### STATED GOAL
Say how many lines in the data below contain the word "sides", and give no other text.

Stored entries:

════════

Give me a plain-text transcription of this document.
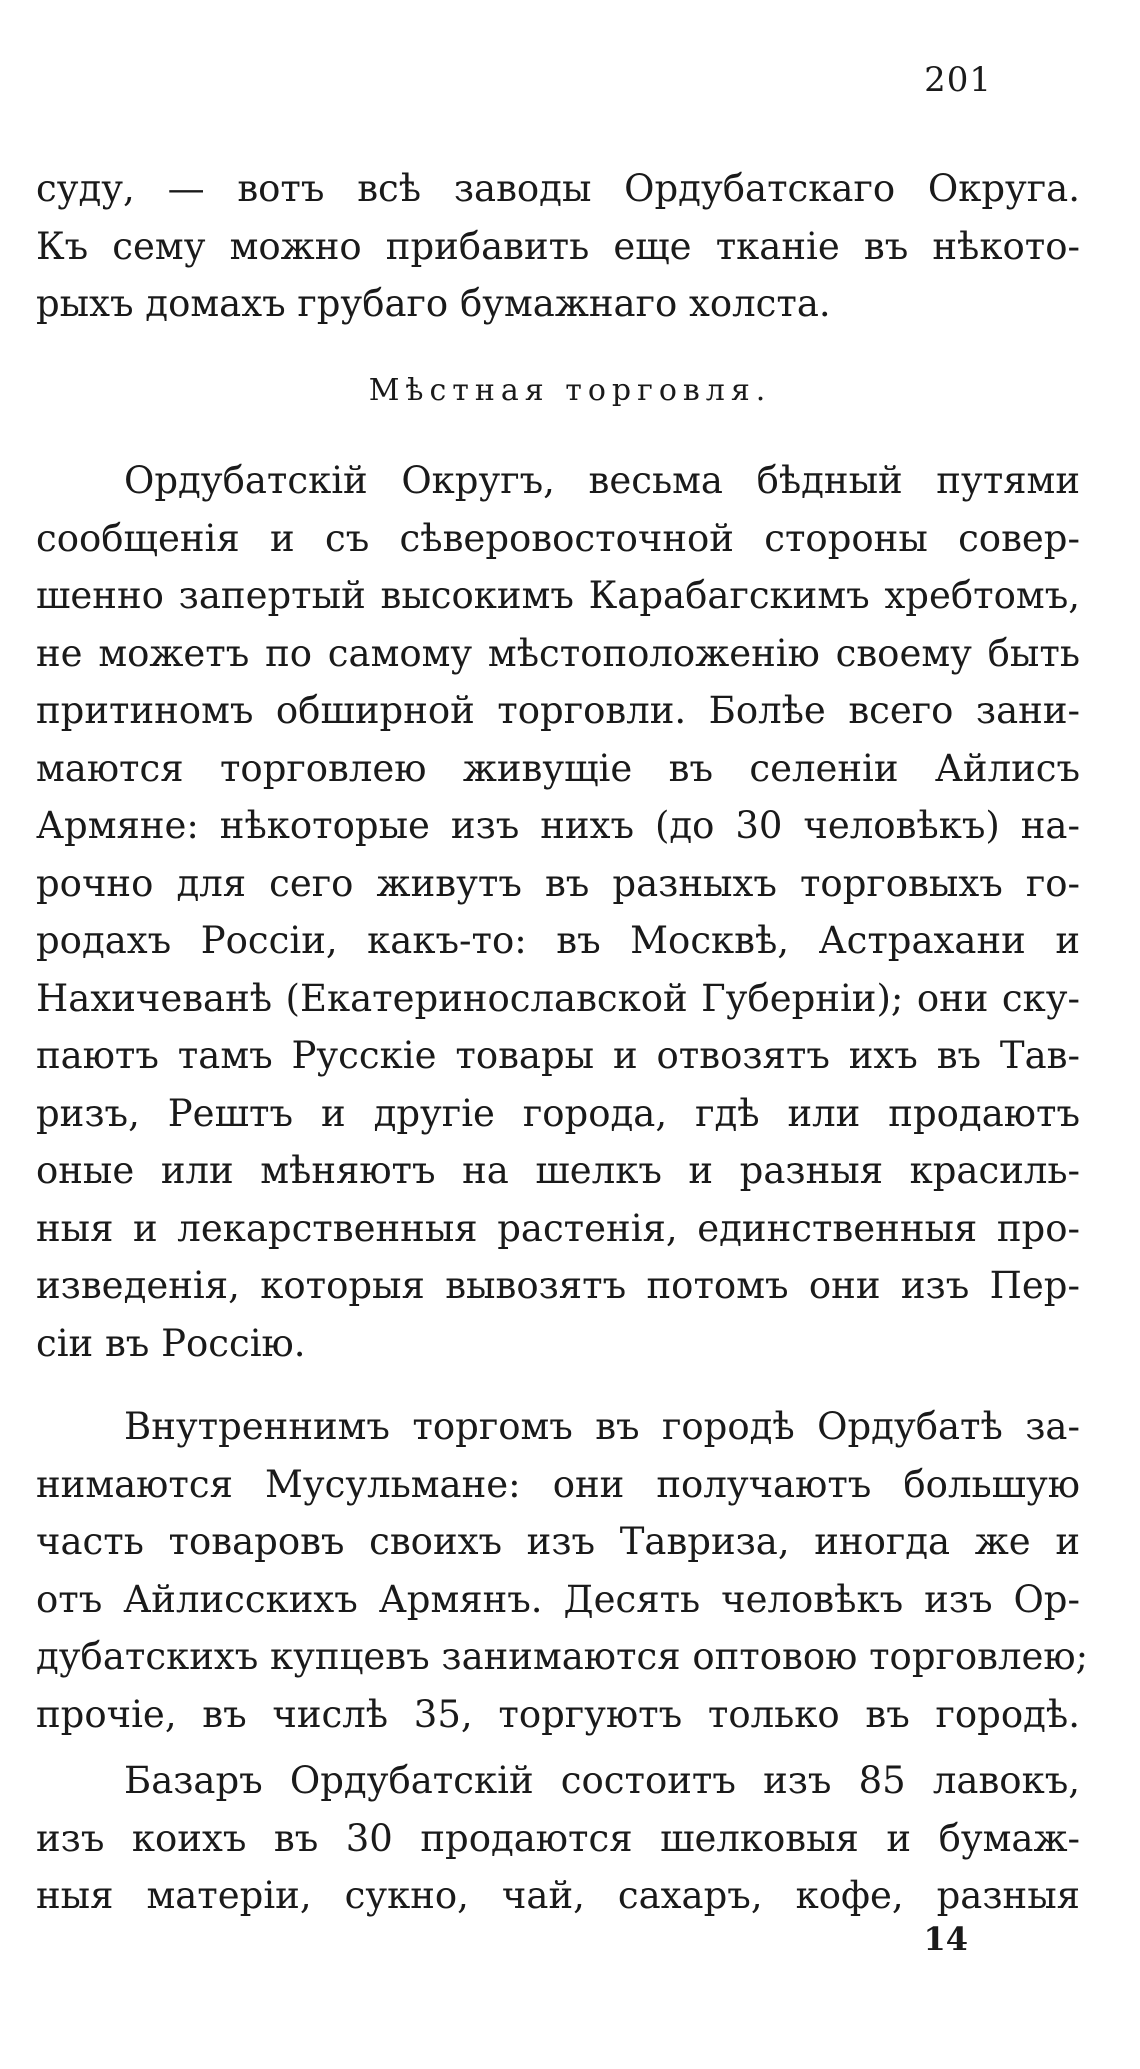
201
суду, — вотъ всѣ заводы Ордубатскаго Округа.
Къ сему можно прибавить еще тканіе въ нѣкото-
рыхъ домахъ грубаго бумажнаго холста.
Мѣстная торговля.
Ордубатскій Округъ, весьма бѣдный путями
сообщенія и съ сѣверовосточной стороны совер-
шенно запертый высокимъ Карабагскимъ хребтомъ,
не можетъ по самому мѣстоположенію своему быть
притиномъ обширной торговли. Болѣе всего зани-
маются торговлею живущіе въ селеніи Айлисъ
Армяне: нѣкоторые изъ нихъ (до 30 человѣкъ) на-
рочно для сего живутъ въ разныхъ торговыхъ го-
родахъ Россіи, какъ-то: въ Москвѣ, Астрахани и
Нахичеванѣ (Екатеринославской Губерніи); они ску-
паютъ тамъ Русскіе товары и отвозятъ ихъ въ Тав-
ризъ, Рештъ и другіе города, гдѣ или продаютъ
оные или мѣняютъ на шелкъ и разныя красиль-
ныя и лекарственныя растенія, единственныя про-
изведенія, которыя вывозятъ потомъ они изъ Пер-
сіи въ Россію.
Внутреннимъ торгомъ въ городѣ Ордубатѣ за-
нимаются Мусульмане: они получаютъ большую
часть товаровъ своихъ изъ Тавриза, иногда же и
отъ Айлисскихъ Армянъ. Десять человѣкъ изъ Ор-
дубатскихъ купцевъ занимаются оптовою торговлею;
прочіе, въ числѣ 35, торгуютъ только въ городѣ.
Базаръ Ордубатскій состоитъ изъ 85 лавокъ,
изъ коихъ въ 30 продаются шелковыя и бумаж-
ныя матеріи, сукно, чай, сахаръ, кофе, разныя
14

════════

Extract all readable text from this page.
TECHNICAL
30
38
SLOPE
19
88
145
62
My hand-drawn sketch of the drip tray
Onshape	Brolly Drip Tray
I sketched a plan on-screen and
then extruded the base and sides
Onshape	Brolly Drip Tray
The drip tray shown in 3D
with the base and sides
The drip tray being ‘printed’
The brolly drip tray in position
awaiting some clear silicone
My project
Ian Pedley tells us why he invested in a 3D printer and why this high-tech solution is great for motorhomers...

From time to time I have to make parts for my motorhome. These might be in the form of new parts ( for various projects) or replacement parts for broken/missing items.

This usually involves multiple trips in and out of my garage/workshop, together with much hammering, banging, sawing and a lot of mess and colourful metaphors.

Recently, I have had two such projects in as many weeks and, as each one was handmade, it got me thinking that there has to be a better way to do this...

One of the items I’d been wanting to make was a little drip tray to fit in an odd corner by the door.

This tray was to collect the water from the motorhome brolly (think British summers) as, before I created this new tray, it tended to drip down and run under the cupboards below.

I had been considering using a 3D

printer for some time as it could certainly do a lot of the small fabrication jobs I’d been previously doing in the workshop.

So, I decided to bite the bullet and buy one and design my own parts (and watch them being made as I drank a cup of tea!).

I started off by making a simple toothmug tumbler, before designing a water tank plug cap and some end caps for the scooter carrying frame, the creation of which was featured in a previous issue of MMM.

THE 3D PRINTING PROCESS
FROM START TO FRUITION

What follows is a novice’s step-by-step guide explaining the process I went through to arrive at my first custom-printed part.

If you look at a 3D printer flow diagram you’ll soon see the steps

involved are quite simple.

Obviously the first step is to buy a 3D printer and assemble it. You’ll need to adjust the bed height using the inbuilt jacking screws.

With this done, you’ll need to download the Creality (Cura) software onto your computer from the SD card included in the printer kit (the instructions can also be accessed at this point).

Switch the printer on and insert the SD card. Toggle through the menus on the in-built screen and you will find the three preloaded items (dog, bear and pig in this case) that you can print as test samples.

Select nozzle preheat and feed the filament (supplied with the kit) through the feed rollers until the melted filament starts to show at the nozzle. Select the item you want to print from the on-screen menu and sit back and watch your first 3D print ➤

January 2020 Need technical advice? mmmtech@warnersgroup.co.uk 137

════════

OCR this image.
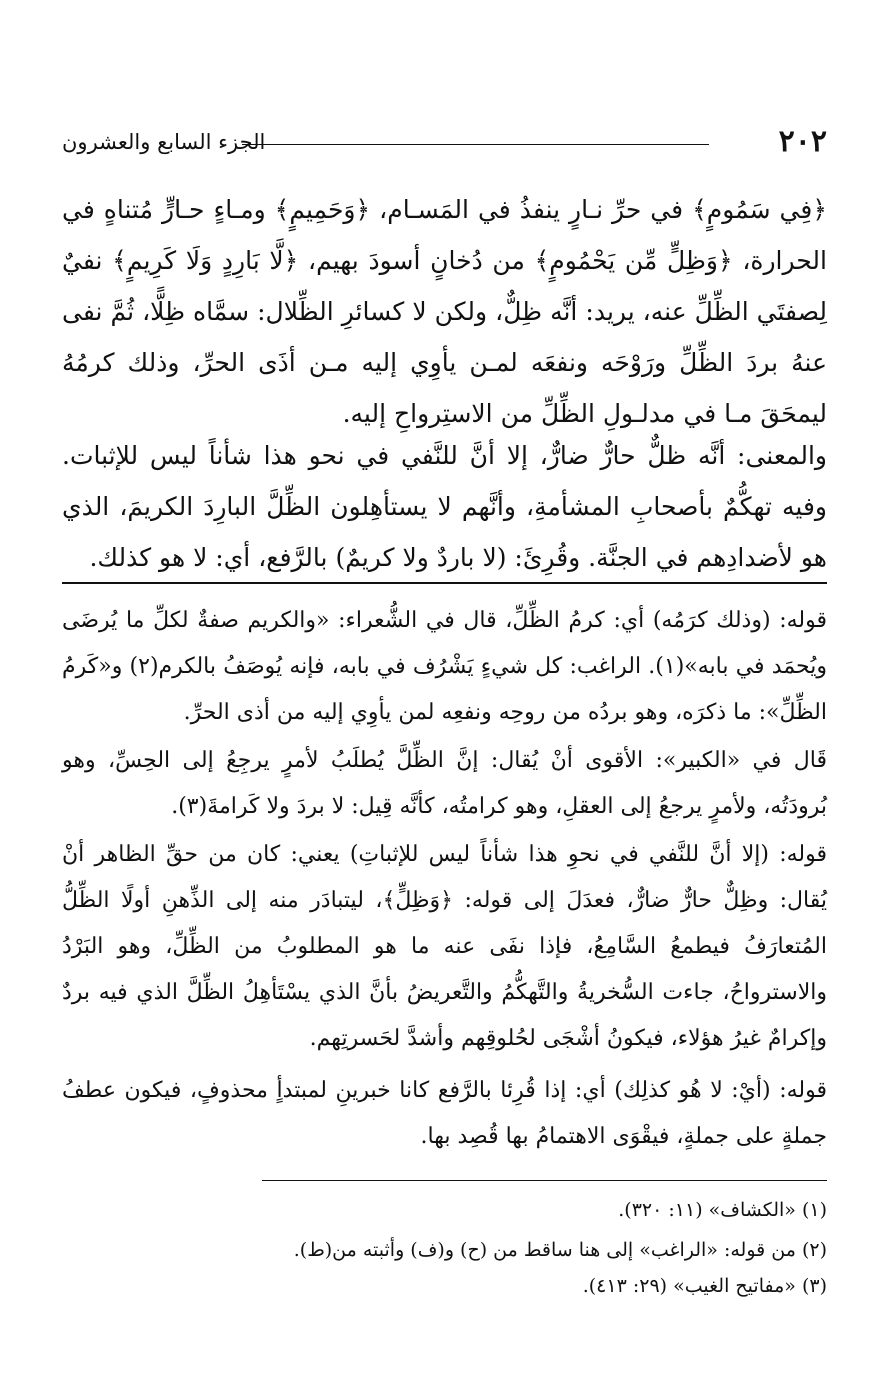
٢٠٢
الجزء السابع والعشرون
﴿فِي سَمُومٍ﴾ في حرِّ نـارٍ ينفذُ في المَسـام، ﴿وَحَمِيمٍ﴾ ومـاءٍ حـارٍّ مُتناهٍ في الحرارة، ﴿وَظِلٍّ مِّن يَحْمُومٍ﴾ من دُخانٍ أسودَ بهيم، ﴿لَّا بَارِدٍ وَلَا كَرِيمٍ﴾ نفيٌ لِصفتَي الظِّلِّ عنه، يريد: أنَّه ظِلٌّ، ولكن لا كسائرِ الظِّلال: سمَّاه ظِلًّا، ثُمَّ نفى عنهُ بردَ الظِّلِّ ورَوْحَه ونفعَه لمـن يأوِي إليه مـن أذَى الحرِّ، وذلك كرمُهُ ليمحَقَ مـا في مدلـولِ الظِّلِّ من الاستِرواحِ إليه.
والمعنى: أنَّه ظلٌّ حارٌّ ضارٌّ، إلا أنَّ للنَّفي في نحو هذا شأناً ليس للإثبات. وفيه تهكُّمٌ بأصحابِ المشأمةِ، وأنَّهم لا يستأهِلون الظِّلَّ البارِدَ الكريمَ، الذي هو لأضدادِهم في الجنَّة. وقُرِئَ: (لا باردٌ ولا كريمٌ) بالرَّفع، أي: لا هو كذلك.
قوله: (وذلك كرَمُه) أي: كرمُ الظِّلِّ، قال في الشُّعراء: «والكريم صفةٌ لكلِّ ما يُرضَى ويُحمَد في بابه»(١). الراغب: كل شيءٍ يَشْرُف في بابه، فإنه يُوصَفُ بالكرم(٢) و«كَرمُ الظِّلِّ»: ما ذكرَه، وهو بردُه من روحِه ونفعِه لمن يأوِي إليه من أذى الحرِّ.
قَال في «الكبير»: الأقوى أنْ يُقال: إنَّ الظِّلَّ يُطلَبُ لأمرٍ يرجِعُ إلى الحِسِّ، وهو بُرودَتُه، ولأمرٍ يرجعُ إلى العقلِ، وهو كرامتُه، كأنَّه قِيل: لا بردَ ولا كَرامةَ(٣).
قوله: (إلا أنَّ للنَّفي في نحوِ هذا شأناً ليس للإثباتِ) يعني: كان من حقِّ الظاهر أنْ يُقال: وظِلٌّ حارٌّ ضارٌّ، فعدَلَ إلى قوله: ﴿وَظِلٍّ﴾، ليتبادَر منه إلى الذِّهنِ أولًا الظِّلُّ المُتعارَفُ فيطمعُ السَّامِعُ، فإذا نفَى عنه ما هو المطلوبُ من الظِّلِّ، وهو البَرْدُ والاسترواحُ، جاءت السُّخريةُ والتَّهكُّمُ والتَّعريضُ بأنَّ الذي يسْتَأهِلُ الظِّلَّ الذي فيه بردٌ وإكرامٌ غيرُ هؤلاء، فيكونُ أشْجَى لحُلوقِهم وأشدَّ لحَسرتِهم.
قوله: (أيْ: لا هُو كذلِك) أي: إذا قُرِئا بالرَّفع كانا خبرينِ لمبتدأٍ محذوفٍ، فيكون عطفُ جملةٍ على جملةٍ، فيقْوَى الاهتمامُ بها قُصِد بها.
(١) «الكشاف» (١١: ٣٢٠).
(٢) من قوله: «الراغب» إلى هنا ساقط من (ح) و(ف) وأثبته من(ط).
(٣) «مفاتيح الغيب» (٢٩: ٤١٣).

════════

### THE COMPLETED TASK
2